**Entries taken from a collection**
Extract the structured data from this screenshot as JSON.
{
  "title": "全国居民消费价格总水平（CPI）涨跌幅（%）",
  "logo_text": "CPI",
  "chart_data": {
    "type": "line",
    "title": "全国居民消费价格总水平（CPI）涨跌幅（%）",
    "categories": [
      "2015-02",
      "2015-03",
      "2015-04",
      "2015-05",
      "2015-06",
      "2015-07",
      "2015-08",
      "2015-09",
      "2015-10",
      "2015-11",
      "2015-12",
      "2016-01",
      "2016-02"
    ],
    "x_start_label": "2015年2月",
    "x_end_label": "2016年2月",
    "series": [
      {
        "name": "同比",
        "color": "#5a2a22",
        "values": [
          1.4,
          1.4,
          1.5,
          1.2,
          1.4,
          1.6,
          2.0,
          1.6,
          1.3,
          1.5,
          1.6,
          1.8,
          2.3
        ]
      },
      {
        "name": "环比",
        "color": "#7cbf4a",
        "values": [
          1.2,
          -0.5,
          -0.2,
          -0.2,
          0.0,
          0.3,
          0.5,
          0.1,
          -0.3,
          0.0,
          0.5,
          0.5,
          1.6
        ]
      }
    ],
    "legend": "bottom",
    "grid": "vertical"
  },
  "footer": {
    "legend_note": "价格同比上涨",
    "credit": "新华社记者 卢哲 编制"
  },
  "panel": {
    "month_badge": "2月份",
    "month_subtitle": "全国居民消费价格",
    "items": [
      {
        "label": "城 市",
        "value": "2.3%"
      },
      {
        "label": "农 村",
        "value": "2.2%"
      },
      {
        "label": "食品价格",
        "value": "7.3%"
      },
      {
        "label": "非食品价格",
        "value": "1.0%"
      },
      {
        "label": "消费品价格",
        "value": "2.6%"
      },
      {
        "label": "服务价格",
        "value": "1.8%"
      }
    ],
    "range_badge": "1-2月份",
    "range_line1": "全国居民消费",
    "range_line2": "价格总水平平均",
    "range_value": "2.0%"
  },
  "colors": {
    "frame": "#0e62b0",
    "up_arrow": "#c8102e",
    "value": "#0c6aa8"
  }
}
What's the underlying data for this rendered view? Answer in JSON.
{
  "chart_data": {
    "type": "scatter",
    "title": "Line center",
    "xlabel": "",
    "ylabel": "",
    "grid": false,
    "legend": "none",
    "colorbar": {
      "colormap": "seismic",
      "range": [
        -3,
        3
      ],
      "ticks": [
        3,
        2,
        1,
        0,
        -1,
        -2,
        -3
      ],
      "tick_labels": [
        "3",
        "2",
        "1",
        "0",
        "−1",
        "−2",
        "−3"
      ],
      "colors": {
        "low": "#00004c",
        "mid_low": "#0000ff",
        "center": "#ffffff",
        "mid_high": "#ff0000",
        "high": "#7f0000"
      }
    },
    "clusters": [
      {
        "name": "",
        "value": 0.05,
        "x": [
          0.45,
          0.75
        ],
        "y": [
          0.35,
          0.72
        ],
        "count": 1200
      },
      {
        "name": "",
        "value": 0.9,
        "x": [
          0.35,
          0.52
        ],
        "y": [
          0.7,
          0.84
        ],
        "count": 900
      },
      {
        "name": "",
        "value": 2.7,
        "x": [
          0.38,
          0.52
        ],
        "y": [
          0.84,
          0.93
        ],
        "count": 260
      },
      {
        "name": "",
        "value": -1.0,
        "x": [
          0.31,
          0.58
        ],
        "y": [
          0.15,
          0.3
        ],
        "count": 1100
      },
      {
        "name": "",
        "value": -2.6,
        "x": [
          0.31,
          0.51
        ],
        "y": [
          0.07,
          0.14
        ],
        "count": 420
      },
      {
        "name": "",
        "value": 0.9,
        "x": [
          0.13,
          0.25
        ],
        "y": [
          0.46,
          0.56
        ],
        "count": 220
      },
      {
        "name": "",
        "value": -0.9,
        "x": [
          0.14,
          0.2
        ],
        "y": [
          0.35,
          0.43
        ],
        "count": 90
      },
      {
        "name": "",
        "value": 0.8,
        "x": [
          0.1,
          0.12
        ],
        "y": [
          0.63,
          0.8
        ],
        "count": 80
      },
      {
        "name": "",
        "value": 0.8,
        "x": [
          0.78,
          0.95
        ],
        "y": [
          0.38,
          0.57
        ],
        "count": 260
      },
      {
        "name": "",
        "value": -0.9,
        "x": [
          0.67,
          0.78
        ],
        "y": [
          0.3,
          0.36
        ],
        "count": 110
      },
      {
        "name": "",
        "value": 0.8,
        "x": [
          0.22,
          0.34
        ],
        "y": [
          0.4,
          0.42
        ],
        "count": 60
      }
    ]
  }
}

**To do**
Your task is to transcribe the material exactly.

**Written solution**
Extract the structured data from this screenshot as JSON.
{
  "title": "全国居民消费价格总水平（CPI）涨跌幅（%）",
  "logo_text": "CPI",
  "chart_data": {
    "type": "line",
    "title": "全国居民消费价格总水平（CPI）涨跌幅（%）",
    "categories": [
      "2015-02",
      "2015-03",
      "2015-04",
      "2015-05",
      "2015-06",
      "2015-07",
      "2015-08",
      "2015-09",
      "2015-10",
      "2015-11",
      "2015-12",
      "2016-01",
      "2016-02"
    ],
    "x_start_label": "2015年2月",
    "x_end_label": "2016年2月",
    "series": [
      {
        "name": "同比",
        "color": "#5a2a22",
        "values": [
          1.4,
          1.4,
          1.5,
          1.2,
          1.4,
          1.6,
          2.0,
          1.6,
          1.3,
          1.5,
          1.6,
          1.8,
          2.3
        ]
      },
      {
        "name": "环比",
        "color": "#7cbf4a",
        "values": [
          1.2,
          -0.5,
          -0.2,
          -0.2,
          0.0,
          0.3,
          0.5,
          0.1,
          -0.3,
          0.0,
          0.5,
          0.5,
          1.6
        ]
      }
    ],
    "legend": "bottom",
    "grid": "vertical"
  },
  "footer": {
    "legend_note": "价格同比上涨",
    "credit": "新华社记者 卢哲 编制"
  },
  "panel": {
    "month_badge": "2月份",
    "month_subtitle": "全国居民消费价格",
    "items": [
      {
        "label": "城 市",
        "value": "2.3%"
      },
      {
        "label": "农 村",
        "value": "2.2%"
      },
      {
        "label": "食品价格",
        "value": "7.3%"
      },
      {
        "label": "非食品价格",
        "value": "1.0%"
      },
      {
        "label": "消费品价格",
        "value": "2.6%"
      },
      {
        "label": "服务价格",
        "value": "1.8%"
      }
    ],
    "range_badge": "1-2月份",
    "range_line1": "全国居民消费",
    "range_line2": "价格总水平平均",
    "range_value": "2.0%"
  },
  "colors": {
    "frame": "#0e62b0",
    "up_arrow": "#c8102e",
    "value": "#0c6aa8"
  }
}
What's the underlying data for this rendered view? Answer in JSON.
{
  "chart_data": {
    "type": "scatter",
    "title": "Line center",
    "xlabel": "",
    "ylabel": "",
    "grid": false,
    "legend": "none",
    "colorbar": {
      "colormap": "seismic",
      "range": [
        -3,
        3
      ],
      "ticks": [
        3,
        2,
        1,
        0,
        -1,
        -2,
        -3
      ],
      "tick_labels": [
        "3",
        "2",
        "1",
        "0",
        "−1",
        "−2",
        "−3"
      ],
      "colors": {
        "low": "#00004c",
        "mid_low": "#0000ff",
        "center": "#ffffff",
        "mid_high": "#ff0000",
        "high": "#7f0000"
      }
    },
    "clusters": [
      {
        "name": "",
        "value": 0.05,
        "x": [
          0.45,
          0.75
        ],
        "y": [
          0.35,
          0.72
        ],
        "count": 1200
      },
      {
        "name": "",
        "value": 0.9,
        "x": [
          0.35,
          0.52
        ],
        "y": [
          0.7,
          0.84
        ],
        "count": 900
      },
      {
        "name": "",
        "value": 2.7,
        "x": [
          0.38,
          0.52
        ],
        "y": [
          0.84,
          0.93
        ],
        "count": 260
      },
      {
        "name": "",
        "value": -1.0,
        "x": [
          0.31,
          0.58
        ],
        "y": [
          0.15,
          0.3
        ],
        "count": 1100
      },
      {
        "name": "",
        "value": -2.6,
        "x": [
          0.31,
          0.51
        ],
        "y": [
          0.07,
          0.14
        ],
        "count": 420
      },
      {
        "name": "",
        "value": 0.9,
        "x": [
          0.13,
          0.25
        ],
        "y": [
          0.46,
          0.56
        ],
        "count": 220
      },
      {
        "name": "",
        "value": -0.9,
        "x": [
          0.14,
          0.2
        ],
        "y": [
          0.35,
          0.43
        ],
        "count": 90
      },
      {
        "name": "",
        "value": 0.8,
        "x": [
          0.1,
          0.12
        ],
        "y": [
          0.63,
          0.8
        ],
        "count": 80
      },
      {
        "name": "",
        "value": 0.8,
        "x": [
          0.78,
          0.95
        ],
        "y": [
          0.38,
          0.57
        ],
        "count": 260
      },
      {
        "name": "",
        "value": -0.9,
        "x": [
          0.67,
          0.78
        ],
        "y": [
          0.3,
          0.36
        ],
        "count": 110
      },
      {
        "name": "",
        "value": 0.8,
        "x": [
          0.22,
          0.34
        ],
        "y": [
          0.4,
          0.42
        ],
        "count": 60
      }
    ]
  }
}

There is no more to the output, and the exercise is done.